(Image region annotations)
====================

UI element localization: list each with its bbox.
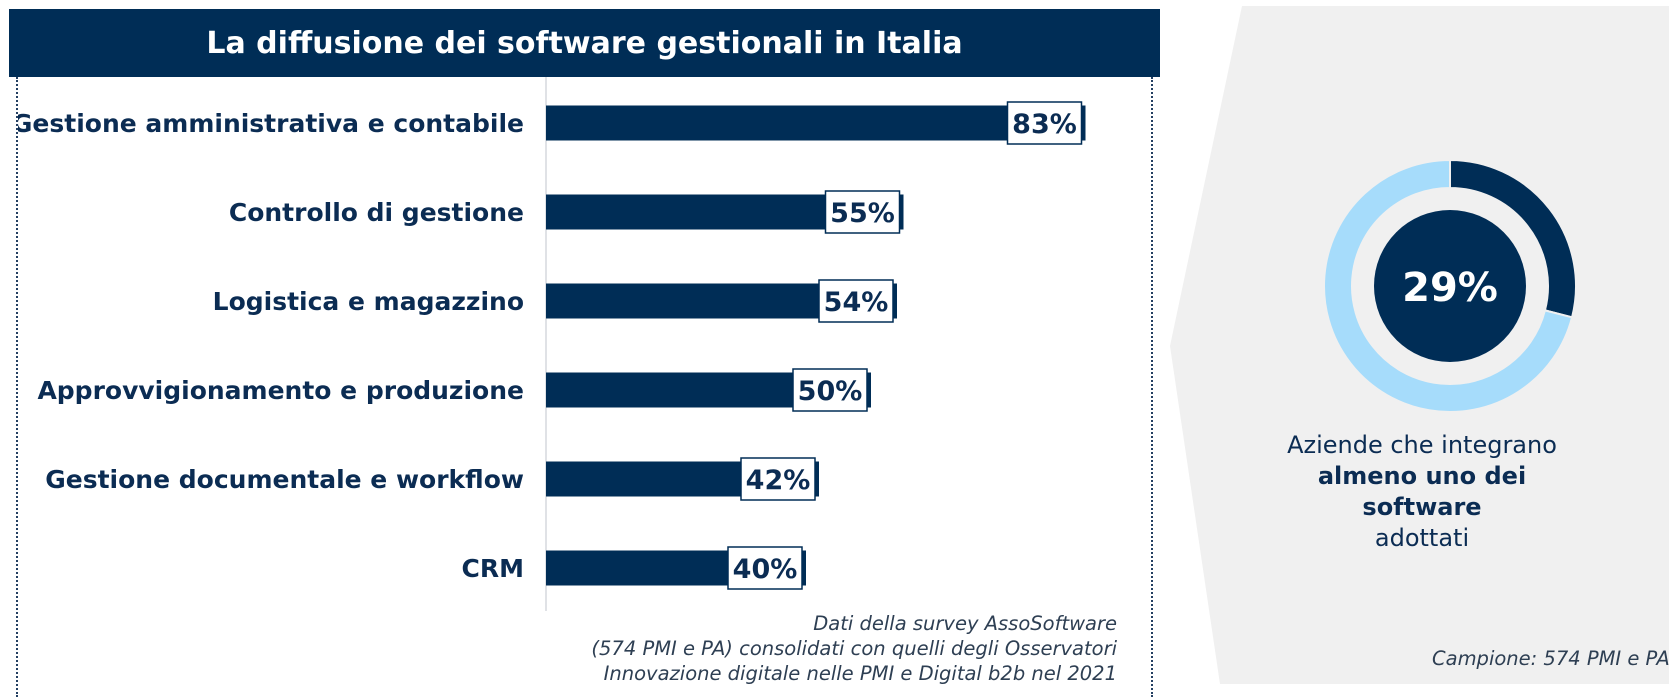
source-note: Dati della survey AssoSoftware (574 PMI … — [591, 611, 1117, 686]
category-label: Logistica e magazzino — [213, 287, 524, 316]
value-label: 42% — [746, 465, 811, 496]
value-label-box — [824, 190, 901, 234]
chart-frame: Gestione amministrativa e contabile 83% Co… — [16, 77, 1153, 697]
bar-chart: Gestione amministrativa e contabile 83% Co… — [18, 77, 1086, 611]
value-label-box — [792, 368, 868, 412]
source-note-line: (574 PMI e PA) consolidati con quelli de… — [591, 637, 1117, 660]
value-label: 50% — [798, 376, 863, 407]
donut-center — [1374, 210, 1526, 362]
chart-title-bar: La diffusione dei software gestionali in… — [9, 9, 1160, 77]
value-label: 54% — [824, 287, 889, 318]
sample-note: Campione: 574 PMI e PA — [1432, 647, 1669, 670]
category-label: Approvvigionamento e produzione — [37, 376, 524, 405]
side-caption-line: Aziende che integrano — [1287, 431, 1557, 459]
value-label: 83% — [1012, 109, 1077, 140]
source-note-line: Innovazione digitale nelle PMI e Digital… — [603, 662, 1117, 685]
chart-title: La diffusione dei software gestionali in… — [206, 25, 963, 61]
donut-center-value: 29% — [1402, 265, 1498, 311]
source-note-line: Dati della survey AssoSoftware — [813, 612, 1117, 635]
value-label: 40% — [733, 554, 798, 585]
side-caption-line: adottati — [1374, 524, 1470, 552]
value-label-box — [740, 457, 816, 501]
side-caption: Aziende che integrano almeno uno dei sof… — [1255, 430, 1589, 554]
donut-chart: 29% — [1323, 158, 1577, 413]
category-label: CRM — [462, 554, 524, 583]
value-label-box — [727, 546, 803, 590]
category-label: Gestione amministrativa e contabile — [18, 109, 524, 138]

====================

#### WHAT THE TASK REQUIRES:
Copy the lines of the listing above verbatim, everything from the line containing "source-note: Dati della" down to the line containing "side-caption-line: adottati —", with both of those lines included.

#### TASK RESULT:
source-note: Dati della survey AssoSoftware (574 PMI … — [591, 611, 1117, 686]
category-label: Logistica e magazzino — [213, 287, 524, 316]
value-label: 42% — [746, 465, 811, 496]
value-label-box — [824, 190, 901, 234]
chart-frame: Gestione amministrativa e contabile 83% Co… — [16, 77, 1153, 697]
bar-chart: Gestione amministrativa e contabile 83% Co… — [18, 77, 1086, 611]
value-label-box — [792, 368, 868, 412]
source-note-line: (574 PMI e PA) consolidati con quelli de… — [591, 637, 1117, 660]
value-label: 50% — [798, 376, 863, 407]
donut-center — [1374, 210, 1526, 362]
chart-title-bar: La diffusione dei software gestionali in… — [9, 9, 1160, 77]
value-label: 54% — [824, 287, 889, 318]
sample-note: Campione: 574 PMI e PA — [1432, 647, 1669, 670]
category-label: Approvvigionamento e produzione — [37, 376, 524, 405]
side-caption-line: Aziende che integrano — [1287, 431, 1557, 459]
value-label: 83% — [1012, 109, 1077, 140]
source-note-line: Innovazione digitale nelle PMI e Digital… — [603, 662, 1117, 685]
chart-title: La diffusione dei software gestionali in… — [206, 25, 963, 61]
donut-center-value: 29% — [1402, 265, 1498, 311]
source-note-line: Dati della survey AssoSoftware — [813, 612, 1117, 635]
value-label: 40% — [733, 554, 798, 585]
side-caption-line: adottati — [1374, 524, 1470, 552]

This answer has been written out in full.